Figure collection entries
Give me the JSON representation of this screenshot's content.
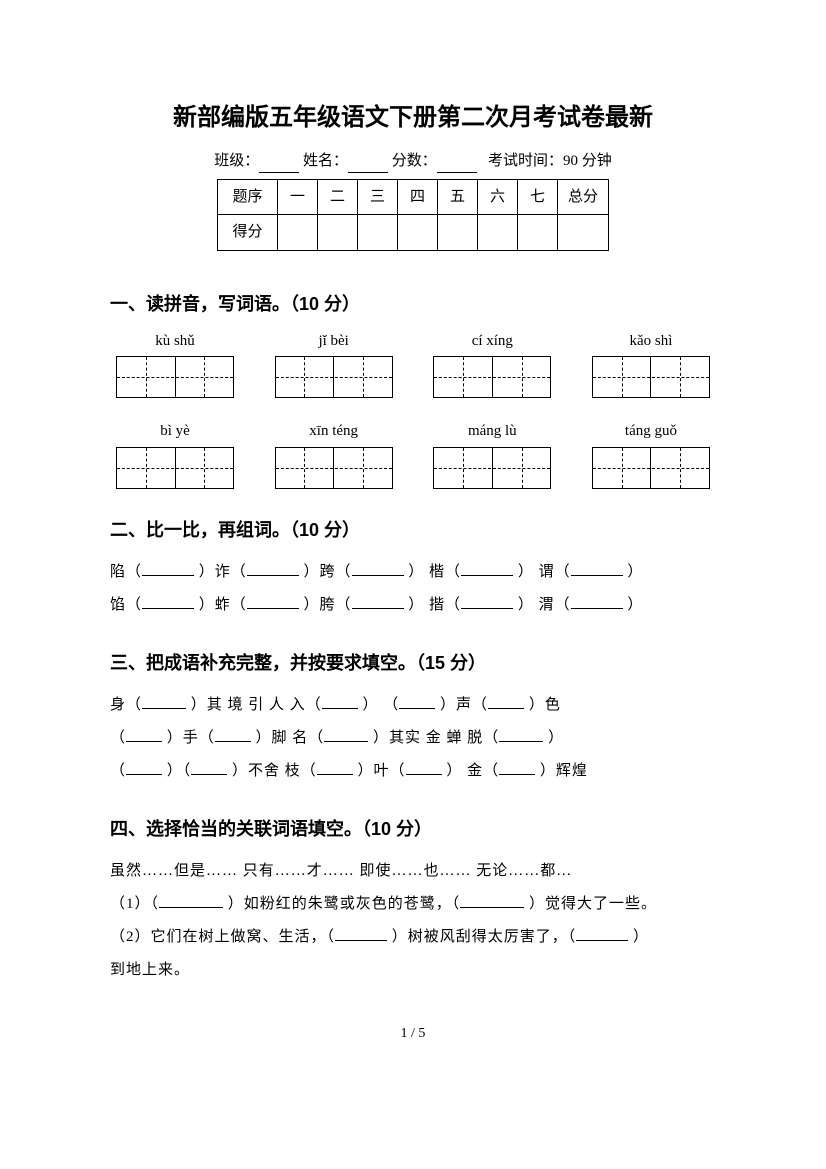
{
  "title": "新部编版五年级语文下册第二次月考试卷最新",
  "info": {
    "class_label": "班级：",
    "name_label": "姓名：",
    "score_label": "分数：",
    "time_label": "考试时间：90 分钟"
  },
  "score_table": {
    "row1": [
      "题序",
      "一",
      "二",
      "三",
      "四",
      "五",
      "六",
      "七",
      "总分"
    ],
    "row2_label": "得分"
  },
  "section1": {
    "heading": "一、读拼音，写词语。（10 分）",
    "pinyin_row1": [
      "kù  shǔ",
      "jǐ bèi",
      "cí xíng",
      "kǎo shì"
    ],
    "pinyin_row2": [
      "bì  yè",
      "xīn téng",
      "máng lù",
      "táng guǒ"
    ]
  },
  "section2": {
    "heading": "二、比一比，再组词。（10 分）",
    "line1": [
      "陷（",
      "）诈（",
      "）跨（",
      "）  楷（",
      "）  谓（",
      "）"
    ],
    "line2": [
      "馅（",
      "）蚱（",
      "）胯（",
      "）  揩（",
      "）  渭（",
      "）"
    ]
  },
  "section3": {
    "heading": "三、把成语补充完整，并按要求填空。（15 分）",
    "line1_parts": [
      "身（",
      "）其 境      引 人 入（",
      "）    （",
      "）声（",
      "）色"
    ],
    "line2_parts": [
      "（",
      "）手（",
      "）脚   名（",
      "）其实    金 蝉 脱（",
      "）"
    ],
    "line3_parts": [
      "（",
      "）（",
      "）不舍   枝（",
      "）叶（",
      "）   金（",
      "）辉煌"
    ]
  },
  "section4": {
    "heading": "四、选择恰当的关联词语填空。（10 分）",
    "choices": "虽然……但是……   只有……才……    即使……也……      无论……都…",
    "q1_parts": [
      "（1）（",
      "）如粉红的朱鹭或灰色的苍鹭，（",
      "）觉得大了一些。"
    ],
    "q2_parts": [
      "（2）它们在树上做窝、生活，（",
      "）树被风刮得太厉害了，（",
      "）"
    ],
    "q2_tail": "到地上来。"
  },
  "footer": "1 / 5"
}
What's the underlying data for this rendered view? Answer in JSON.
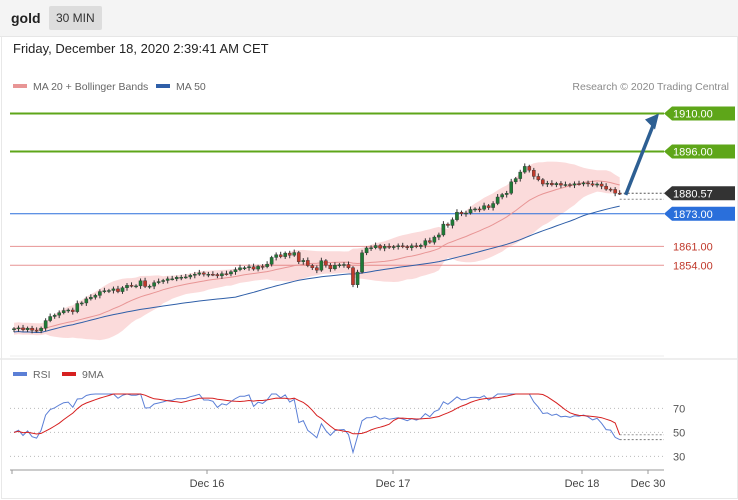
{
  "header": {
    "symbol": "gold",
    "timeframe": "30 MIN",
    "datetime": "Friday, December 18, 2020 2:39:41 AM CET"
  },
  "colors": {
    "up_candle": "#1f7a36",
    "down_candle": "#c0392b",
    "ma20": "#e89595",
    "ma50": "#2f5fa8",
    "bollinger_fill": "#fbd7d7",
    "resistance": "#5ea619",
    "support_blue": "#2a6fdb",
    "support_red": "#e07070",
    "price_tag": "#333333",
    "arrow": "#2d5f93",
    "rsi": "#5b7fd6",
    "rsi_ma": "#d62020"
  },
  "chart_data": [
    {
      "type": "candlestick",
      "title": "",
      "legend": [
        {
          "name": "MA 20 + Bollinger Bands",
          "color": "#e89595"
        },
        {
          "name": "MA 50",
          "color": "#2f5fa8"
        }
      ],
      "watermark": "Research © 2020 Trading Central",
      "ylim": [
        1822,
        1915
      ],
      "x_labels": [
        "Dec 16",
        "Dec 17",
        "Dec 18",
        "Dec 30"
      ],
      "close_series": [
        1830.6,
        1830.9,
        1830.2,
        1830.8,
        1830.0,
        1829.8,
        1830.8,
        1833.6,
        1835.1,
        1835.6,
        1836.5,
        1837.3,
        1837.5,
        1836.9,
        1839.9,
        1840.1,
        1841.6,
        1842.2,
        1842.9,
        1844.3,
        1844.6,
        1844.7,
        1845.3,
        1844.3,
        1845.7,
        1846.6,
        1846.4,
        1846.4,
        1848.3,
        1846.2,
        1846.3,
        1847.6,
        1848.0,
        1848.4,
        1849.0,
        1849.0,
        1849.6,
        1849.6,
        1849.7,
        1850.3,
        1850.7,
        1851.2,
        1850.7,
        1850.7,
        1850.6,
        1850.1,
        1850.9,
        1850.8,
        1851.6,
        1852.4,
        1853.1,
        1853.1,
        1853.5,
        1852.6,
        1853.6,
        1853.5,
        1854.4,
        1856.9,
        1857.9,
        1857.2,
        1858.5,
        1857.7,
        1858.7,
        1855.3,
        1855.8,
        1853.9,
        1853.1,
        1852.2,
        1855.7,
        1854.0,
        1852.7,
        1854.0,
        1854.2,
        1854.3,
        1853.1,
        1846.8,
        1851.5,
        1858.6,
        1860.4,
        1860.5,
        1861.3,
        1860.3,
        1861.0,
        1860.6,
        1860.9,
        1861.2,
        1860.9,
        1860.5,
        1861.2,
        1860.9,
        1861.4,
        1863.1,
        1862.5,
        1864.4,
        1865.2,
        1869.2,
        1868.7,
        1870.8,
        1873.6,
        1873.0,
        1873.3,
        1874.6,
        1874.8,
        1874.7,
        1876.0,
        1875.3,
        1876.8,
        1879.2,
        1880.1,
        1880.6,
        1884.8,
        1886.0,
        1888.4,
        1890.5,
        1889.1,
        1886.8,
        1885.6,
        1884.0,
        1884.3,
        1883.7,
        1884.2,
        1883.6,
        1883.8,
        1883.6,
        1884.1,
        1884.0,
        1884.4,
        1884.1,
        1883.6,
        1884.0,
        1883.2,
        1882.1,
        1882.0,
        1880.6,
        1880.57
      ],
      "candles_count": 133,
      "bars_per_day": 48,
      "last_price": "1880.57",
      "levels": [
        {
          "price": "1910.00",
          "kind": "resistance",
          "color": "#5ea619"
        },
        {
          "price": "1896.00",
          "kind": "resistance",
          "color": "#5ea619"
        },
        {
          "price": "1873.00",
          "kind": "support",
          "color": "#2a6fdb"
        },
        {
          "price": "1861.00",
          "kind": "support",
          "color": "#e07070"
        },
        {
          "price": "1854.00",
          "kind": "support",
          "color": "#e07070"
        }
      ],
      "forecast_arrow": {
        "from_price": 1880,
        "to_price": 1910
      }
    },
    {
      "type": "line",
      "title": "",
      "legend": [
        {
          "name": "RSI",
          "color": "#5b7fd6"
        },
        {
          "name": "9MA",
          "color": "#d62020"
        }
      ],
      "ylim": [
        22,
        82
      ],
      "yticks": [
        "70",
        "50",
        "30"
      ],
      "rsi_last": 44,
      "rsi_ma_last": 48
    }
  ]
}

---

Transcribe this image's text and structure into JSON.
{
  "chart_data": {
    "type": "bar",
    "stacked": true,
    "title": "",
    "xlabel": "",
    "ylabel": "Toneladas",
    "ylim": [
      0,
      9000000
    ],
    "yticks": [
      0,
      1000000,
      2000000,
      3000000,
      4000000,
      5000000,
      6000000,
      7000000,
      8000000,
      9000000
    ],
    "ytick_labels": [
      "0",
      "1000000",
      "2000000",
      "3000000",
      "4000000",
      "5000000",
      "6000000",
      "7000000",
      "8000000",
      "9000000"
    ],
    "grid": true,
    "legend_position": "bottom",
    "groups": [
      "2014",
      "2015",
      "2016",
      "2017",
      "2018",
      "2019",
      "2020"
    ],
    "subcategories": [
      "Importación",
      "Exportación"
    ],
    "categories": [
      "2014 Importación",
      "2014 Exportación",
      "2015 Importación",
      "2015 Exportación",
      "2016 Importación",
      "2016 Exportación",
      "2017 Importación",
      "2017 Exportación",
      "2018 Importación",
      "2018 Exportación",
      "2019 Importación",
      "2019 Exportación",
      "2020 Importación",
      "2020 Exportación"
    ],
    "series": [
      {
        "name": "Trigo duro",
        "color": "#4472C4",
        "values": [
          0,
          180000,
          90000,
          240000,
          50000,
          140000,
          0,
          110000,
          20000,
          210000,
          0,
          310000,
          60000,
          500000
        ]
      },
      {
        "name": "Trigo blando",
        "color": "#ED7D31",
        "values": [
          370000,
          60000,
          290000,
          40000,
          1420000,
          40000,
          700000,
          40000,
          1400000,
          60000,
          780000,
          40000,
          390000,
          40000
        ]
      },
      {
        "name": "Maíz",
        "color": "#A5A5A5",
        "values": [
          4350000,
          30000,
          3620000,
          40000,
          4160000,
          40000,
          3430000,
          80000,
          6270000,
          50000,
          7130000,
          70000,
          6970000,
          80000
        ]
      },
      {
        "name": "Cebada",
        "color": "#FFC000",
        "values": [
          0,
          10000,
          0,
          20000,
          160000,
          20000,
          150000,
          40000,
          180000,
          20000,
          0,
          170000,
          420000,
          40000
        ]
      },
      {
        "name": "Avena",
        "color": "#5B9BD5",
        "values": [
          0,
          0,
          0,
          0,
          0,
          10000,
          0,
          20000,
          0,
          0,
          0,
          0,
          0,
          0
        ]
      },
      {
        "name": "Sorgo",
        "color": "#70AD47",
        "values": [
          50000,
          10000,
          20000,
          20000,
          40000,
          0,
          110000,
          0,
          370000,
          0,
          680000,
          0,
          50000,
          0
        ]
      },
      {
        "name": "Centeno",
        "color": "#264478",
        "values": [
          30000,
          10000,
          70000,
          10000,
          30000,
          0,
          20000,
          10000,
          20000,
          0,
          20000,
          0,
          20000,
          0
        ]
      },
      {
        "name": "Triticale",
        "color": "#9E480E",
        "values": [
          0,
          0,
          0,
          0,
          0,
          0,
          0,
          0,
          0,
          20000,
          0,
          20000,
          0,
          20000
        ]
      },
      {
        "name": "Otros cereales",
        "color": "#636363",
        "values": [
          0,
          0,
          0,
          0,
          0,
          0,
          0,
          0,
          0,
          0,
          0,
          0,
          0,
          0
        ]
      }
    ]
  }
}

- What the exercise asks
Search the lines above for the string "heading" and copy each line that has it.

- Result for this task
    "heading": "一、读拼音，写词语。（10 分）",
    "heading": "二、比一比，再组词。（10 分）",
    "heading": "三、把成语补充完整，并按要求填空。（15 分）",
    "heading": "四、选择恰当的关联词语填空。（10 分）",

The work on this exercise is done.